■ **YOUR GOAL**:
Output as a JSON list of strings the lines of the listing that begin with the line containing "Patent image size: (498, 561)." and run through the line containing "The rim 399 is at (331, 109).", one string per line and blank lines omitted.

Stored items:
========================================================================

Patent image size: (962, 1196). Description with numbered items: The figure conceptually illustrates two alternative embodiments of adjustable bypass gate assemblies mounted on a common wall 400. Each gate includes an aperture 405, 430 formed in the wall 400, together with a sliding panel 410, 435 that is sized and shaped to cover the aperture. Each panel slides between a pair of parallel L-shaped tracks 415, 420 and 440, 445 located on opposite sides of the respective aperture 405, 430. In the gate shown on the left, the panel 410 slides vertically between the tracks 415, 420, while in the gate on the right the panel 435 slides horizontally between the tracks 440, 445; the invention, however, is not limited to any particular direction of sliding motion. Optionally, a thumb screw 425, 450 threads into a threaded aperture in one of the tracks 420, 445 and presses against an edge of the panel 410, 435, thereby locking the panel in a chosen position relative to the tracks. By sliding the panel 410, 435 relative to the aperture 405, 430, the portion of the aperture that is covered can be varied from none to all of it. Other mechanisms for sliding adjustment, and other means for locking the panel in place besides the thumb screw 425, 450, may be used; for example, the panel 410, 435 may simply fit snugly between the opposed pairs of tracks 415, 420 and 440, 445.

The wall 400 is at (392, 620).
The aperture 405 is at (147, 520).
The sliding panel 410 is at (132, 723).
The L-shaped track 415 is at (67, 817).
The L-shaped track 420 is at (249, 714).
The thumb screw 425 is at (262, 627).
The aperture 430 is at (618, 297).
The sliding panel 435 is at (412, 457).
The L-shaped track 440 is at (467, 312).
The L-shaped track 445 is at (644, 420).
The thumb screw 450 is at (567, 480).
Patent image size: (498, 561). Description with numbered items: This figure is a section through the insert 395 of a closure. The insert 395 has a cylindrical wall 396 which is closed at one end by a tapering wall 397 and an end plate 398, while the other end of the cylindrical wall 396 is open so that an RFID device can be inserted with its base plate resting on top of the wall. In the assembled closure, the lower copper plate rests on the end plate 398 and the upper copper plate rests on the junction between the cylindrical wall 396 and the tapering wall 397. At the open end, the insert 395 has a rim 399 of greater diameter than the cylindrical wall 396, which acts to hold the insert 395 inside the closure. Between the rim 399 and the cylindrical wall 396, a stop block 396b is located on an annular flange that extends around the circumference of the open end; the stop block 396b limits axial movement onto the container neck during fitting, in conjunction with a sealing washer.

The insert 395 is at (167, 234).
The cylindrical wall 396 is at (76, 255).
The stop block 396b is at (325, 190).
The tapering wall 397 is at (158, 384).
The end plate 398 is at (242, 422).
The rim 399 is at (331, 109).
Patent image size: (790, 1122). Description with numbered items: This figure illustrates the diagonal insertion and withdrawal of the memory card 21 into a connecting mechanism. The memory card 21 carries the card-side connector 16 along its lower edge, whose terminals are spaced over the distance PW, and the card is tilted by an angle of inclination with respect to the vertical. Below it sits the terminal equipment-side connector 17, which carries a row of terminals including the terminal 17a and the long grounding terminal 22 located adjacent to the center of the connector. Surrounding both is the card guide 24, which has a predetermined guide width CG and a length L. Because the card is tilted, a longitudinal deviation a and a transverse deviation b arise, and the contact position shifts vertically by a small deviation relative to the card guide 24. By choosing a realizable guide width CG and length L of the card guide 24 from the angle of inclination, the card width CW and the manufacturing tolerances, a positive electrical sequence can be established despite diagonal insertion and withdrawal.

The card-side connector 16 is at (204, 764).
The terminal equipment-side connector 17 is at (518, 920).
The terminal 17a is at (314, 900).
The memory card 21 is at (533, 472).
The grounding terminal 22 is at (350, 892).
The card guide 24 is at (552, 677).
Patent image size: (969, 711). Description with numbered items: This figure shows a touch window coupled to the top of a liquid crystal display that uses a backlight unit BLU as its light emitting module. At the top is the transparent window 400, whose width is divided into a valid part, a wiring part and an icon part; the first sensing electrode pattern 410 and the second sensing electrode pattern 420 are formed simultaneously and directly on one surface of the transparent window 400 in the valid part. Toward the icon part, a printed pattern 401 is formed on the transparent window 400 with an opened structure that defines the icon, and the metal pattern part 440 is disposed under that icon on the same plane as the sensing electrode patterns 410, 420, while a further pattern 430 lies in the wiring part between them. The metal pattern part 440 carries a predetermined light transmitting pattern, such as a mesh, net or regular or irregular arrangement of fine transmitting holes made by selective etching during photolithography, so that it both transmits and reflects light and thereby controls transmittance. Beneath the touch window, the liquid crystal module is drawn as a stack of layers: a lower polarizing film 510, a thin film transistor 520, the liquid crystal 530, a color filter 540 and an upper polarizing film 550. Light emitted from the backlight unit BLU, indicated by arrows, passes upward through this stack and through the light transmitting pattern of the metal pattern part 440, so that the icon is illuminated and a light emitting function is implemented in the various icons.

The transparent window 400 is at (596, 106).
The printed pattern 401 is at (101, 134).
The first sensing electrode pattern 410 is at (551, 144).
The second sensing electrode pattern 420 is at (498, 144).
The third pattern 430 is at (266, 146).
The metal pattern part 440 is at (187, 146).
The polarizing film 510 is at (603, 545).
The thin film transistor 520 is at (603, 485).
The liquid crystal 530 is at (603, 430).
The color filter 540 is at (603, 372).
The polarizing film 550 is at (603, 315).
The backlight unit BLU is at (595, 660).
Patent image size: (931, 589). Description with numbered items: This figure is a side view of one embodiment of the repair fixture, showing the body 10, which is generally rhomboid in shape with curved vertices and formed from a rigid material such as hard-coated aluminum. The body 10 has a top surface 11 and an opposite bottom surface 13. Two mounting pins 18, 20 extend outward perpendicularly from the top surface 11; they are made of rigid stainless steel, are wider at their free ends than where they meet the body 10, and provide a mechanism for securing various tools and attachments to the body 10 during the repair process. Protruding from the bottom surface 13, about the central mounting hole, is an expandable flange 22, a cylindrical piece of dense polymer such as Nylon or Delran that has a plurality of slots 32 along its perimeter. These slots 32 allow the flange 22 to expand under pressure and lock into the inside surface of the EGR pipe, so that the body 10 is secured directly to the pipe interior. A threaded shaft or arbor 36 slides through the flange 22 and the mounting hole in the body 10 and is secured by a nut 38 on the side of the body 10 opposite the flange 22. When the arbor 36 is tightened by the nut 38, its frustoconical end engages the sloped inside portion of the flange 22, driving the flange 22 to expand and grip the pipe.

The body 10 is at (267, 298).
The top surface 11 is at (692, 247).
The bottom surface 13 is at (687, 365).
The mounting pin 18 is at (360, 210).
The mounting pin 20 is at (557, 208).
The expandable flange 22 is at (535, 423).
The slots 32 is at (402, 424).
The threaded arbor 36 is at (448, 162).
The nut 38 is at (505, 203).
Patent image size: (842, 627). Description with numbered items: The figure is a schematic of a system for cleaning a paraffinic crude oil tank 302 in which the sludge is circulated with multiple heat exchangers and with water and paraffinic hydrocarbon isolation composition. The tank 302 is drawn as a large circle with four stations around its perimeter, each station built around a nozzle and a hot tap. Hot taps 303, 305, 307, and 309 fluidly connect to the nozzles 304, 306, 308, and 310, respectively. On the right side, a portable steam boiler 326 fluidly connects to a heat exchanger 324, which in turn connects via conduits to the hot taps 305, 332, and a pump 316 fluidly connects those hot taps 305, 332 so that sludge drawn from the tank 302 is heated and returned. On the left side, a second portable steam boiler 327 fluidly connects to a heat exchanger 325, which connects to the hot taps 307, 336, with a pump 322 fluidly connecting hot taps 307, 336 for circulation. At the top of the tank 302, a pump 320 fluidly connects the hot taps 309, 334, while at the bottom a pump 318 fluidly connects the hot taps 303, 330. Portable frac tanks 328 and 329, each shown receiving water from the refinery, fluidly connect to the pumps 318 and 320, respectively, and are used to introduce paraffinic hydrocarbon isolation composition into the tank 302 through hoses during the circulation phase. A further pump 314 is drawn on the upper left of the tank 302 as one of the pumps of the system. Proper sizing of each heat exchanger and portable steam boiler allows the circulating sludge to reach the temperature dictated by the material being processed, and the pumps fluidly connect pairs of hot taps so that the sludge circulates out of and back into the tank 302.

========================================================================

■ **RESULT BELOW**:
[
  "Patent image size: (498, 561). Description with numbered items: This figure is a section through the insert 395 of a closure. The insert 395 has a cylindrical wall 396 which is closed at one end by a tapering wall 397 and an end plate 398, while the other end of the cylindrical wall 396 is open so that an RFID device can be inserted with its base plate resting on top of the wall. In the assembled closure, the lower copper plate rests on the end plate 398 and the upper copper plate rests on the junction between the cylindrical wall 396 and the tapering wall 397. At the open end, the insert 395 has a rim 399 of greater diameter than the cylindrical wall 396, which acts to hold the insert 395 inside the closure. Between the rim 399 and the cylindrical wall 396, a stop block 396b is located on an annular flange that extends around the circumference of the open end; the stop block 396b limits axial movement onto the container neck during fitting, in conjunction with a sealing washer.",
  "The insert 395 is at (167, 234).",
  "The cylindrical wall 396 is at (76, 255).",
  "The stop block 396b is at (325, 190).",
  "The tapering wall 397 is at (158, 384).",
  "The end plate 398 is at (242, 422).",
  "The rim 399 is at (331, 109)."
]